§ **Data excerpts**
— BEGIN —
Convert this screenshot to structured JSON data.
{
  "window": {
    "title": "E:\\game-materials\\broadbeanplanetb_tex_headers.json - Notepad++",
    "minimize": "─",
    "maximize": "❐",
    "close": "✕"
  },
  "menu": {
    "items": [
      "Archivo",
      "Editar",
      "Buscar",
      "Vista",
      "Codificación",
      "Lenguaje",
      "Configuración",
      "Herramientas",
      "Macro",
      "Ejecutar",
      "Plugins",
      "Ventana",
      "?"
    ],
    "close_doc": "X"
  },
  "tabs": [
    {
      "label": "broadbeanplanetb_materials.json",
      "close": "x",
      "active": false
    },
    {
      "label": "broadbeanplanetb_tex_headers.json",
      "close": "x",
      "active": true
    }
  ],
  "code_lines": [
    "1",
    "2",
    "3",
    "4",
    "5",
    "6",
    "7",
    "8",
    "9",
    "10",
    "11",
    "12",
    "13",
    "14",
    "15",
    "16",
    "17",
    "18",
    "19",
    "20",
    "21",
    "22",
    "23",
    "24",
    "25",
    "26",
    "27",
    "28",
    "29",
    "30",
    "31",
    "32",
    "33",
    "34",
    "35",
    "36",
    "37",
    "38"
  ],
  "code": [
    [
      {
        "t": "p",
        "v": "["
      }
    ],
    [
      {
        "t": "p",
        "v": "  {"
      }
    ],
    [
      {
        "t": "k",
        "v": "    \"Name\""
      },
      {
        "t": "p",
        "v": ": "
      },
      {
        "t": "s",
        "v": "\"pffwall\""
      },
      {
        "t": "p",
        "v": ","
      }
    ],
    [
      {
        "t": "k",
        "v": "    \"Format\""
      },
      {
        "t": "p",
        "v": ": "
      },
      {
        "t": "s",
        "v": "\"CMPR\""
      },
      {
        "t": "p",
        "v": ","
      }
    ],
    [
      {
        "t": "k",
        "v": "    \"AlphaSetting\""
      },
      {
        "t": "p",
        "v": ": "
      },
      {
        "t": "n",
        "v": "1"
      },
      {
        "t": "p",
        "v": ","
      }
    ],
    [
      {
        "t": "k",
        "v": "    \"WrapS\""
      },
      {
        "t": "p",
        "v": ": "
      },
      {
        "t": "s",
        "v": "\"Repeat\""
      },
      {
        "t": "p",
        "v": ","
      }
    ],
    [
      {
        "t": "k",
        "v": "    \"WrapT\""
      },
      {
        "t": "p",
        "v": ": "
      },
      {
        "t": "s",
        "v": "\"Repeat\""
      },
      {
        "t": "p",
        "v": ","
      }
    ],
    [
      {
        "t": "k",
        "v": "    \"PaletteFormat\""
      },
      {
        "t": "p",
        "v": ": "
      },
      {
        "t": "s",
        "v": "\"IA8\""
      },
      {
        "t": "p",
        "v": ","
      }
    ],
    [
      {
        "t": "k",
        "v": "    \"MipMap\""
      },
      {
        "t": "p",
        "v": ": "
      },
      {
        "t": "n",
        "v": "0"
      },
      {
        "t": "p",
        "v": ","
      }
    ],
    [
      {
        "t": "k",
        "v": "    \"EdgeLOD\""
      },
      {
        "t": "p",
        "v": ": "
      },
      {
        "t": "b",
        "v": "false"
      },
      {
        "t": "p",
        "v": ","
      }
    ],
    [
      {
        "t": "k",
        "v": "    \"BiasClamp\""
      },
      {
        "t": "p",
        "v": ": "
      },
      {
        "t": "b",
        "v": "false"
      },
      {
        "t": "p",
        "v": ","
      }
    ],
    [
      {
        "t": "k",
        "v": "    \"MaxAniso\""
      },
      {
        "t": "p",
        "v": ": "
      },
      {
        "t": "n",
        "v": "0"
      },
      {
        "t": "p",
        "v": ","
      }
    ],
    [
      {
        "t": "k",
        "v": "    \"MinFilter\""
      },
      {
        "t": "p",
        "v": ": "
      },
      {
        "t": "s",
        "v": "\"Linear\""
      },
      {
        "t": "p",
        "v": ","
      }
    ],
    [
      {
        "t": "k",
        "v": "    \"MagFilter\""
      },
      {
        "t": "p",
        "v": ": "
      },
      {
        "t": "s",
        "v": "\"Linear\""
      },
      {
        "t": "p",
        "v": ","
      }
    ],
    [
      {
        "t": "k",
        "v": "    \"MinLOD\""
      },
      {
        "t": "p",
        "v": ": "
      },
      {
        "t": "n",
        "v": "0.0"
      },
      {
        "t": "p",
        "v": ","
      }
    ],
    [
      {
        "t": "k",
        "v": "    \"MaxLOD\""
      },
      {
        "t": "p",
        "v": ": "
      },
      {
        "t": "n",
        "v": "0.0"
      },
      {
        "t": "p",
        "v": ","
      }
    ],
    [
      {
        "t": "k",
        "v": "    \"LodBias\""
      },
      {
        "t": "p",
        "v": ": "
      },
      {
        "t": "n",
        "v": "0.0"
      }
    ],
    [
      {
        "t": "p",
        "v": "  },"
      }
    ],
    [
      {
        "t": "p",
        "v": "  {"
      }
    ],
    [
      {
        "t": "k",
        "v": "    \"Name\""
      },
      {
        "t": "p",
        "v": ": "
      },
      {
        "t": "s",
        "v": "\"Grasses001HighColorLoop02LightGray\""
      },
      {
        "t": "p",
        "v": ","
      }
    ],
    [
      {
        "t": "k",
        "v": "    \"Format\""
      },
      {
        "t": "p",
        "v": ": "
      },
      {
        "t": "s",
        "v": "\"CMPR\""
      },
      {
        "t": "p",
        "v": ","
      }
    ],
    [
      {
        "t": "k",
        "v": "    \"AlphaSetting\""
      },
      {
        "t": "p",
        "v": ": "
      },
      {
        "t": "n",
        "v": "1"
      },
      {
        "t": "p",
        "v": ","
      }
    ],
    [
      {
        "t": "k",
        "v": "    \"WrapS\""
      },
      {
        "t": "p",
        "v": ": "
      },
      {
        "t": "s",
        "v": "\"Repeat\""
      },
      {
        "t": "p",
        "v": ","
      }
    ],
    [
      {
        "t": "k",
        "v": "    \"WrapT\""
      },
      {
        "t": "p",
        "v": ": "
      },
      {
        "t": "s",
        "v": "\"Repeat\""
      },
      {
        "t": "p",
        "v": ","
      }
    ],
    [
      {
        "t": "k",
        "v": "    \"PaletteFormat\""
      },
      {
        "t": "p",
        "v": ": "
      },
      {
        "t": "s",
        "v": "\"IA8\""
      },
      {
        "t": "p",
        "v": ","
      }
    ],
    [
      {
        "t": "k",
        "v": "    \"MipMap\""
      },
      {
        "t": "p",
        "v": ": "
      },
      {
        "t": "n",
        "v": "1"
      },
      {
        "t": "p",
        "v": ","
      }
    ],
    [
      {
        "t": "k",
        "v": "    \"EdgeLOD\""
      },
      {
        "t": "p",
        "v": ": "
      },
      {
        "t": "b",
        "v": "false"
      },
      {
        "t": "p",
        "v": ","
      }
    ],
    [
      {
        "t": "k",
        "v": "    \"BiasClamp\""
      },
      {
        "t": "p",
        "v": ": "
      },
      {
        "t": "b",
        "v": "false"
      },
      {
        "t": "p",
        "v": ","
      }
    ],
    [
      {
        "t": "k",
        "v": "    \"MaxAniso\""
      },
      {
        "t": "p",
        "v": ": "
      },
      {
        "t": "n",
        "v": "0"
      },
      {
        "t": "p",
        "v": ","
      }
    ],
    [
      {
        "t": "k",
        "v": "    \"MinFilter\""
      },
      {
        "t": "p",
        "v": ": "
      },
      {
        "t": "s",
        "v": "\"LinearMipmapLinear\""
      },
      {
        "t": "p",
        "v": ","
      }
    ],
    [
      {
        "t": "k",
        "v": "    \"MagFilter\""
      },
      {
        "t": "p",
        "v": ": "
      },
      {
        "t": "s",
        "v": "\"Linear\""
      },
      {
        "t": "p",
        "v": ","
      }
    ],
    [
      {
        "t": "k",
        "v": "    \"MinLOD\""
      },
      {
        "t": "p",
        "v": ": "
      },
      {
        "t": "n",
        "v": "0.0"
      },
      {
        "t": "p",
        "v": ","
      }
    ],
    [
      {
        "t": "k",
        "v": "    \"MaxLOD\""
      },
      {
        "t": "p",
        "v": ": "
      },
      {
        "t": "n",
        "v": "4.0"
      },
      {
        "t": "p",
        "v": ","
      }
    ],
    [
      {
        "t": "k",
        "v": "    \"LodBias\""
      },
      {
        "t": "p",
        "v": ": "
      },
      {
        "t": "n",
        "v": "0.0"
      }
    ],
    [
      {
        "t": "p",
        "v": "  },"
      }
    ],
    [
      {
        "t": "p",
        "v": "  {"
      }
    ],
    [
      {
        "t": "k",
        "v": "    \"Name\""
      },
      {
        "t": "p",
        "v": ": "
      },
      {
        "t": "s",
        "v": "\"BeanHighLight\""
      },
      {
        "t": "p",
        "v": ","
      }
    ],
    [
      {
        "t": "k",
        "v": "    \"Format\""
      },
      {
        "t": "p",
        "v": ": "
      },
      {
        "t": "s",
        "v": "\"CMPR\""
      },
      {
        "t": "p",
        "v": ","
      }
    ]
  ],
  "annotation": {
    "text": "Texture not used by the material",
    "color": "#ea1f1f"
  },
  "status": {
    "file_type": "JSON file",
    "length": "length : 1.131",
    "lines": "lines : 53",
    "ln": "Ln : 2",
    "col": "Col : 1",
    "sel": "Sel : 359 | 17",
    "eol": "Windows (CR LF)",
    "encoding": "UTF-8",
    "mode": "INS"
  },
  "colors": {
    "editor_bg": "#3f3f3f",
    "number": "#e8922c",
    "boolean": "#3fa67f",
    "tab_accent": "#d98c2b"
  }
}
— END —
Tally the lines of the data that hold the string "label". Answer with the number and nothing more.

§ **Worked solution**
2